Lines from a layout dataset:
────────

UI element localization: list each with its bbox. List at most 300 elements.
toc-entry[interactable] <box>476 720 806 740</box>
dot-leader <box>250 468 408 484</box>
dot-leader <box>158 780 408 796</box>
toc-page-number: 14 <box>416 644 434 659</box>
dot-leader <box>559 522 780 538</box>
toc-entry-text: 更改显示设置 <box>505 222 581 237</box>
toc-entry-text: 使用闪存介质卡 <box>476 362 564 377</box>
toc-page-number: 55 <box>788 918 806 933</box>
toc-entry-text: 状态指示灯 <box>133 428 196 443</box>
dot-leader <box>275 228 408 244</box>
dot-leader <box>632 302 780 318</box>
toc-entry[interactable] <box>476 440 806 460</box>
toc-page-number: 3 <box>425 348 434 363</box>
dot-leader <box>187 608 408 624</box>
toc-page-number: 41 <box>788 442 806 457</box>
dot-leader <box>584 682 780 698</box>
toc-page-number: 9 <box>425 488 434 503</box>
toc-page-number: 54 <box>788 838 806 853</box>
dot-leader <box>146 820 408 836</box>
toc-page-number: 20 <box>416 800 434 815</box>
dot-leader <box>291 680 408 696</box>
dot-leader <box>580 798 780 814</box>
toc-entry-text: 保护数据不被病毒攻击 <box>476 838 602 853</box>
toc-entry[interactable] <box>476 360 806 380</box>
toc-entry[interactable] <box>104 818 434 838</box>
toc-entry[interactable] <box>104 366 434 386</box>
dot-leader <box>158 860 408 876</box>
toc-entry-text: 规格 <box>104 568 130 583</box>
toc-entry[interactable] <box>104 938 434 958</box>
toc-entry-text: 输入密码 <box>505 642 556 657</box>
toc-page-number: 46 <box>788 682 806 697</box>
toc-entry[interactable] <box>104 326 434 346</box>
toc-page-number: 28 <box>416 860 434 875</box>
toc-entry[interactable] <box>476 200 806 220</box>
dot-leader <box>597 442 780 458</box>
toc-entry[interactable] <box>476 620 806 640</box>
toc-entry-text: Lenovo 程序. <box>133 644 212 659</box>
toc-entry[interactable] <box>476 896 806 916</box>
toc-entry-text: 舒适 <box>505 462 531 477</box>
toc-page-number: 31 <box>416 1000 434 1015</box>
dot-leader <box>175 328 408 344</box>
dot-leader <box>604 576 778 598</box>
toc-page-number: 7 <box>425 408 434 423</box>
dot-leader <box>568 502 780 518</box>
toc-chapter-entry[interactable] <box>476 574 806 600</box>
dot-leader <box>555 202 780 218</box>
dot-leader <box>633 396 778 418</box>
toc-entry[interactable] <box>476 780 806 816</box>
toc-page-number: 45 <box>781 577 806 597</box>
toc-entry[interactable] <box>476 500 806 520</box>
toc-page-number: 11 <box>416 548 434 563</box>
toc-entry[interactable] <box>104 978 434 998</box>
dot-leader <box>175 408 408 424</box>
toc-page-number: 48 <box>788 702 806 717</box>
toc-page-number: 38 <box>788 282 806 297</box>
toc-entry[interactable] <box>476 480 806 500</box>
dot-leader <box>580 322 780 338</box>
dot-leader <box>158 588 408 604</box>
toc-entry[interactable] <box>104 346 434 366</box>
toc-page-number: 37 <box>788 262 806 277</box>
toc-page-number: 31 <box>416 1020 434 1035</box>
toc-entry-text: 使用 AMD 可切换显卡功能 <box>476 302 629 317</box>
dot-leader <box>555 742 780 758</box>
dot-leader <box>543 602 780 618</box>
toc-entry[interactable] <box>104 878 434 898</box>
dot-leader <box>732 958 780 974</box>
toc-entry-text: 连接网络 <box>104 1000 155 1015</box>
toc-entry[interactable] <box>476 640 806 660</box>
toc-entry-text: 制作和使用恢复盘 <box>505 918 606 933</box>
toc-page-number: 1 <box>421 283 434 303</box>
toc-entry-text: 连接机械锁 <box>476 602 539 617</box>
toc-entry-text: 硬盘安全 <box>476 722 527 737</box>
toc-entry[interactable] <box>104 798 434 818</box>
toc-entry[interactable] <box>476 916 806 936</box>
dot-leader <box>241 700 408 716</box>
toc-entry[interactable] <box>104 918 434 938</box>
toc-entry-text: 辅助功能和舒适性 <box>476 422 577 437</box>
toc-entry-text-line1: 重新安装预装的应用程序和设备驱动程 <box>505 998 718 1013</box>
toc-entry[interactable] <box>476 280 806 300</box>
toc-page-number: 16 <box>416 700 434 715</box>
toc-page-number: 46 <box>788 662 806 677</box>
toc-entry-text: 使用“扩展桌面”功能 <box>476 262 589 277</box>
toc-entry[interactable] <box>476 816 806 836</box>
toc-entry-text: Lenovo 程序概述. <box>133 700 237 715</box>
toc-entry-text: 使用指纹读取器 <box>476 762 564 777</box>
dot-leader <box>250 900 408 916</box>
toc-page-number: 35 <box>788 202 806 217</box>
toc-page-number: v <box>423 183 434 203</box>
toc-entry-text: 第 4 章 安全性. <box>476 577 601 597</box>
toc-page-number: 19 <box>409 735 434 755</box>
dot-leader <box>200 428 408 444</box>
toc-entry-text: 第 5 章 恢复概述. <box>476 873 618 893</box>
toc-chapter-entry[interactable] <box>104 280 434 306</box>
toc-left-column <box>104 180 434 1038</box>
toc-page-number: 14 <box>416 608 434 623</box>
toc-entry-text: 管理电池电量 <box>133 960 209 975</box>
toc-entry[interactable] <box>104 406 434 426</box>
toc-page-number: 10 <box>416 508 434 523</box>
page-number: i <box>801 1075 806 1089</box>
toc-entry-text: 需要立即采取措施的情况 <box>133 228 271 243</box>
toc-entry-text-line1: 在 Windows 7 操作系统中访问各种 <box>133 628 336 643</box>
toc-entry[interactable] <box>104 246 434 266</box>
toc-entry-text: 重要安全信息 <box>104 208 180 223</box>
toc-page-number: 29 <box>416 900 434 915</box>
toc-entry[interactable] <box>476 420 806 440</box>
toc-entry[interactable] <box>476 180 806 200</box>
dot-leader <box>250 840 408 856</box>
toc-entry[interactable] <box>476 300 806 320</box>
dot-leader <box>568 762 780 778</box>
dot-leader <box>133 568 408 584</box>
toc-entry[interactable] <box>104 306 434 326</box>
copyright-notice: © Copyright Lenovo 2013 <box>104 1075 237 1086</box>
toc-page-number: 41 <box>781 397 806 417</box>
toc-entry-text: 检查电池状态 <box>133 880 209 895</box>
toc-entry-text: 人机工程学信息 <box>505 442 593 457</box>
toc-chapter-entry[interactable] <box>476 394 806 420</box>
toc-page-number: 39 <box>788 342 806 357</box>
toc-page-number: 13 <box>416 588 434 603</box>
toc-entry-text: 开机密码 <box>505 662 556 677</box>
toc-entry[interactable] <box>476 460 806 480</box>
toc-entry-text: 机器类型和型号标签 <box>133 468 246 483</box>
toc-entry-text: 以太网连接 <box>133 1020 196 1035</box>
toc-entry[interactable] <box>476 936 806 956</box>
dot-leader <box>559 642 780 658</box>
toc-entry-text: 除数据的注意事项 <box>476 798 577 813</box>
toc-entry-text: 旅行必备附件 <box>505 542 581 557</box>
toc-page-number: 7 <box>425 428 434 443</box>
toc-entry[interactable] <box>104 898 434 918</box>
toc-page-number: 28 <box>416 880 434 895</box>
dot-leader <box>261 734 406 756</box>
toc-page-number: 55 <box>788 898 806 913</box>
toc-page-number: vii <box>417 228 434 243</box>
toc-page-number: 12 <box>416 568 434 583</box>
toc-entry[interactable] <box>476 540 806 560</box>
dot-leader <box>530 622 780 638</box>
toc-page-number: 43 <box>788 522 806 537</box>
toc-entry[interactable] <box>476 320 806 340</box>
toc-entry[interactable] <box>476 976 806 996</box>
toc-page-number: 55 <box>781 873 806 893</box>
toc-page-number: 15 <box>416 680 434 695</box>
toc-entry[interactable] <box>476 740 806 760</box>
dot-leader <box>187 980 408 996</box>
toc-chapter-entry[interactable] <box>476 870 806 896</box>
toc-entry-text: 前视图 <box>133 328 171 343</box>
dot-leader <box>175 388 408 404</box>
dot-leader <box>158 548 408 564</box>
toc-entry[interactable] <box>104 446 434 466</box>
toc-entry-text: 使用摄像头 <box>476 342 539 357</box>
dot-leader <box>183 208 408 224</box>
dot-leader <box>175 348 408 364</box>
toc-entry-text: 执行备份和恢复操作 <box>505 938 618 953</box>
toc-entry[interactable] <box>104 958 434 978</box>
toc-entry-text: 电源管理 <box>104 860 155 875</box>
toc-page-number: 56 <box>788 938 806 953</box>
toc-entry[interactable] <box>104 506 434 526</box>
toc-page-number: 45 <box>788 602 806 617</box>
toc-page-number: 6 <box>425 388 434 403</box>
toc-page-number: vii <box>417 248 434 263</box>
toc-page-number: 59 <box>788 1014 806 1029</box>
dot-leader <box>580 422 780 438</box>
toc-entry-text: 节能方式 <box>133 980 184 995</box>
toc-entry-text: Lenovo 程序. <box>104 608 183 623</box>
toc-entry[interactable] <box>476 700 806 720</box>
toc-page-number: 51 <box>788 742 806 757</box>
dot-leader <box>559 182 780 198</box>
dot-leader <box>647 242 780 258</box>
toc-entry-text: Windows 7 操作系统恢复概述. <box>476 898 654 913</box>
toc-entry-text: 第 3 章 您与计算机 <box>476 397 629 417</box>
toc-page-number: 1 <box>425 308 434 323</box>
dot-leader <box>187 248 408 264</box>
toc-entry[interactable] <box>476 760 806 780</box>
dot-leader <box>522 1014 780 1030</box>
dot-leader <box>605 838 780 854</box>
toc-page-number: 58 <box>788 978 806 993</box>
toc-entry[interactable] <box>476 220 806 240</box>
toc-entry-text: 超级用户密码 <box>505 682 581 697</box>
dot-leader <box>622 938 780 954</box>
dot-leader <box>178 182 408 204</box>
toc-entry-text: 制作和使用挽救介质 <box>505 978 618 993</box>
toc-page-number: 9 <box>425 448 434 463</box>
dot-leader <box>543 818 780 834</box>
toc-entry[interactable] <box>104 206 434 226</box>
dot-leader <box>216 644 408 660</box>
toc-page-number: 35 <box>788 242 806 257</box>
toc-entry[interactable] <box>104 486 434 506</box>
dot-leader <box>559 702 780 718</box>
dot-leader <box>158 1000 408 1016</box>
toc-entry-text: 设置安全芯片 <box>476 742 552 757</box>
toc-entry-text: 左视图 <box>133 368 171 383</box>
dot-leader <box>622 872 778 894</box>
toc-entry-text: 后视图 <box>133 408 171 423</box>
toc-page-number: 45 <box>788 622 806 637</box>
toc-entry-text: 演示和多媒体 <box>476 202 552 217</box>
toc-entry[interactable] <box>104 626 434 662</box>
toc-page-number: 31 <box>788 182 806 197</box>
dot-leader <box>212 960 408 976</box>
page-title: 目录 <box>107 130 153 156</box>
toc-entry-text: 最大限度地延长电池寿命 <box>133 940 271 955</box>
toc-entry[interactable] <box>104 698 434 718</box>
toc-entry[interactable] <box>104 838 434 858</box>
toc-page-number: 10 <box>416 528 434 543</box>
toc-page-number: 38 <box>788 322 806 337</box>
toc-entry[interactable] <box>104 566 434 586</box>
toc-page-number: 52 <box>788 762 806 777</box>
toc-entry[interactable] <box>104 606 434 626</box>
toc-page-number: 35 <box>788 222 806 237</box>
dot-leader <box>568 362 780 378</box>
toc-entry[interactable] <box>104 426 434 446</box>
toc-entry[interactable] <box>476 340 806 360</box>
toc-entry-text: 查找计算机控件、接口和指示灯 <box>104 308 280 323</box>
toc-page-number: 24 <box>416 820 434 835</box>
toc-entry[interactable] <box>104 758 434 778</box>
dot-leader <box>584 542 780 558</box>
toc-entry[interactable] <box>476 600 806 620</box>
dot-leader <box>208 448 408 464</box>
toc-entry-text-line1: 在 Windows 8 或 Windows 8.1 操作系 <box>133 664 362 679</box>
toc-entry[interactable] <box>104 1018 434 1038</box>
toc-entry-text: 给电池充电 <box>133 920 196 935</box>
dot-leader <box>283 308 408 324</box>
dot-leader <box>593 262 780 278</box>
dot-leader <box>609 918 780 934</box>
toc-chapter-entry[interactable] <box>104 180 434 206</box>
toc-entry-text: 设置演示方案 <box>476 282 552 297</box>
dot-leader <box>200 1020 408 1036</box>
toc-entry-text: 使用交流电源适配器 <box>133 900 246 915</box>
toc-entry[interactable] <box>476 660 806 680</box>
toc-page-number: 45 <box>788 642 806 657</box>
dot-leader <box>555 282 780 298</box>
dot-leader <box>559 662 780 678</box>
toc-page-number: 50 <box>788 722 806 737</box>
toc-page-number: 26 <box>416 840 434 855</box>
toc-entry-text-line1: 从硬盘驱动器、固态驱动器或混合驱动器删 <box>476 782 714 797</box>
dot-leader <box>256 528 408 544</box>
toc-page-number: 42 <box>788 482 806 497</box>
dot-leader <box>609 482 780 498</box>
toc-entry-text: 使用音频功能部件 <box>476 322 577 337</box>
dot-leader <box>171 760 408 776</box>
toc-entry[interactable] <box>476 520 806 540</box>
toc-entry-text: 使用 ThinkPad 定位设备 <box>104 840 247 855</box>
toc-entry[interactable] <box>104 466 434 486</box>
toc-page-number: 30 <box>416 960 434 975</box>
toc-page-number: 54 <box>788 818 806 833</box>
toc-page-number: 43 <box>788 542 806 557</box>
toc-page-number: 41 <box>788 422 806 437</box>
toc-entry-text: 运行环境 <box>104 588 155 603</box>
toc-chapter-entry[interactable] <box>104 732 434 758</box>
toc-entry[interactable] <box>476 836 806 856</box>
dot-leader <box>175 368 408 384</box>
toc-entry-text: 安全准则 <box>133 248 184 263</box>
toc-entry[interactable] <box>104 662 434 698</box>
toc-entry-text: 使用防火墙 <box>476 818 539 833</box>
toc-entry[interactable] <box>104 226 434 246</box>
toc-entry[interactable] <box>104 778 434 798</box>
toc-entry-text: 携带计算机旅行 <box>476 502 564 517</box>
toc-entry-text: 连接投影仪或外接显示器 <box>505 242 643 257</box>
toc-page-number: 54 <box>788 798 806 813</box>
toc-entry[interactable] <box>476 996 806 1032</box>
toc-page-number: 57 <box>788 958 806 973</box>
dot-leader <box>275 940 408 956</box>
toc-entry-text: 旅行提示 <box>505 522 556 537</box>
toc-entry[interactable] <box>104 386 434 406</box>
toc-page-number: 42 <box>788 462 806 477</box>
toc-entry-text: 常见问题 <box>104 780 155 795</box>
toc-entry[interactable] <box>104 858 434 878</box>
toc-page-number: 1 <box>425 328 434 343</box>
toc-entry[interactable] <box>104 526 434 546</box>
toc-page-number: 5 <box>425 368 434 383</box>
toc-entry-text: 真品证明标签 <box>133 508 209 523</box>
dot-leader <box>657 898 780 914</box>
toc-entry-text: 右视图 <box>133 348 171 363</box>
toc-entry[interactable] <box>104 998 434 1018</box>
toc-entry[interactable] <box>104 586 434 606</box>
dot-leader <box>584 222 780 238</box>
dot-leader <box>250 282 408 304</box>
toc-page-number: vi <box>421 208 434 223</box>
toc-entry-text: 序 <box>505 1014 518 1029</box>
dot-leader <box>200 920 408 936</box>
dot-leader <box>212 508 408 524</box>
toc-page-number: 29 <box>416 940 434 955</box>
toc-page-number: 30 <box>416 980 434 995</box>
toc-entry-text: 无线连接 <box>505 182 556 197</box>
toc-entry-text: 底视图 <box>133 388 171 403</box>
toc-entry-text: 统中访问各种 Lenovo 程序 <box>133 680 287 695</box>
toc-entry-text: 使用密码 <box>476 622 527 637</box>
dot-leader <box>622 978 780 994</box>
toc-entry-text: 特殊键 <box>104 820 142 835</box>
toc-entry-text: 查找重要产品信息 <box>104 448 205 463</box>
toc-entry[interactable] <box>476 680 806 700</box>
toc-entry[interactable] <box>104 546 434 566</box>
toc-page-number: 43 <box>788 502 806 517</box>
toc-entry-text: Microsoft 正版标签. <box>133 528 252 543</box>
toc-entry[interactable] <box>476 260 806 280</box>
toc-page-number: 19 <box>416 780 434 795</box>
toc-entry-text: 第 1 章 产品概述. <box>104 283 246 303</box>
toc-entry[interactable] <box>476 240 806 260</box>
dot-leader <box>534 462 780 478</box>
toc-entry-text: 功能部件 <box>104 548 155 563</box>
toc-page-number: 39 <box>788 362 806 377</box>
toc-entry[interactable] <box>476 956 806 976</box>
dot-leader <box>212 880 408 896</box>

────────

● GIVEN PROBLEM
Return the lines from the first one through the line containing "dot-leader <box>275 228 408 244</box>", both included, with nothing changed.

● WORKED SOLUTION
UI element localization: list each with its bbox. List at most 300 elements.
toc-entry[interactable] <box>476 720 806 740</box>
dot-leader <box>250 468 408 484</box>
dot-leader <box>158 780 408 796</box>
toc-page-number: 14 <box>416 644 434 659</box>
dot-leader <box>559 522 780 538</box>
toc-entry-text: 更改显示设置 <box>505 222 581 237</box>
toc-entry-text: 使用闪存介质卡 <box>476 362 564 377</box>
toc-page-number: 55 <box>788 918 806 933</box>
toc-entry-text: 状态指示灯 <box>133 428 196 443</box>
dot-leader <box>275 228 408 244</box>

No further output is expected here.